**Instructions to follow:** Below is a set of records; print all of them exactly as written.
+++ Entries shown
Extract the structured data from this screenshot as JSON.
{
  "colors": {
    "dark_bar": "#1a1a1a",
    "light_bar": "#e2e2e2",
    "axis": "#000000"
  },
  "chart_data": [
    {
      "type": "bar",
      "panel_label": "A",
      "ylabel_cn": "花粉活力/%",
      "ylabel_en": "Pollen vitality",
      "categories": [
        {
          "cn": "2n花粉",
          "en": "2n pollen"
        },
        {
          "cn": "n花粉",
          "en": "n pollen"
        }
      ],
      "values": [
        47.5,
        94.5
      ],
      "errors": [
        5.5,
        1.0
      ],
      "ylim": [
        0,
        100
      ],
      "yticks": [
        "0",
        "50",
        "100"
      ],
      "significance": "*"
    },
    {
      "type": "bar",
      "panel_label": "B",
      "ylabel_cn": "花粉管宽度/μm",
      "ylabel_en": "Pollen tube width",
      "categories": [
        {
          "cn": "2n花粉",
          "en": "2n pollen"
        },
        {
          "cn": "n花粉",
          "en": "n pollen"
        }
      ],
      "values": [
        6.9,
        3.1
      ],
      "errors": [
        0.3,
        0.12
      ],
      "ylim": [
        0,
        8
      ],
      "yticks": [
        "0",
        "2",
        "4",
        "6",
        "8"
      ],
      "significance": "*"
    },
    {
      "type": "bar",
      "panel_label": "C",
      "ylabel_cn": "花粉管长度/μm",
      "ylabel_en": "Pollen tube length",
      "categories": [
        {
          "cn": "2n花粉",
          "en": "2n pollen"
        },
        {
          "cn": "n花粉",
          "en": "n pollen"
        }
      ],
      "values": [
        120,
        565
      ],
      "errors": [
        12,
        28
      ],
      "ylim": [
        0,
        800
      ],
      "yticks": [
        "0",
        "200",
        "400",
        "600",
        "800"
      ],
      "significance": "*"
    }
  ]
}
++++++
**Output for this exercise:**
Extract the structured data from this screenshot as JSON.
{
  "colors": {
    "dark_bar": "#1a1a1a",
    "light_bar": "#e2e2e2",
    "axis": "#000000"
  },
  "chart_data": [
    {
      "type": "bar",
      "panel_label": "A",
      "ylabel_cn": "花粉活力/%",
      "ylabel_en": "Pollen vitality",
      "categories": [
        {
          "cn": "2n花粉",
          "en": "2n pollen"
        },
        {
          "cn": "n花粉",
          "en": "n pollen"
        }
      ],
      "values": [
        47.5,
        94.5
      ],
      "errors": [
        5.5,
        1.0
      ],
      "ylim": [
        0,
        100
      ],
      "yticks": [
        "0",
        "50",
        "100"
      ],
      "significance": "*"
    },
    {
      "type": "bar",
      "panel_label": "B",
      "ylabel_cn": "花粉管宽度/μm",
      "ylabel_en": "Pollen tube width",
      "categories": [
        {
          "cn": "2n花粉",
          "en": "2n pollen"
        },
        {
          "cn": "n花粉",
          "en": "n pollen"
        }
      ],
      "values": [
        6.9,
        3.1
      ],
      "errors": [
        0.3,
        0.12
      ],
      "ylim": [
        0,
        8
      ],
      "yticks": [
        "0",
        "2",
        "4",
        "6",
        "8"
      ],
      "significance": "*"
    },
    {
      "type": "bar",
      "panel_label": "C",
      "ylabel_cn": "花粉管长度/μm",
      "ylabel_en": "Pollen tube length",
      "categories": [
        {
          "cn": "2n花粉",
          "en": "2n pollen"
        },
        {
          "cn": "n花粉",
          "en": "n pollen"
        }
      ],
      "values": [
        120,
        565
      ],
      "errors": [
        12,
        28
      ],
      "ylim": [
        0,
        800
      ],
      "yticks": [
        "0",
        "200",
        "400",
        "600",
        "800"
      ],
      "significance": "*"
    }
  ]
}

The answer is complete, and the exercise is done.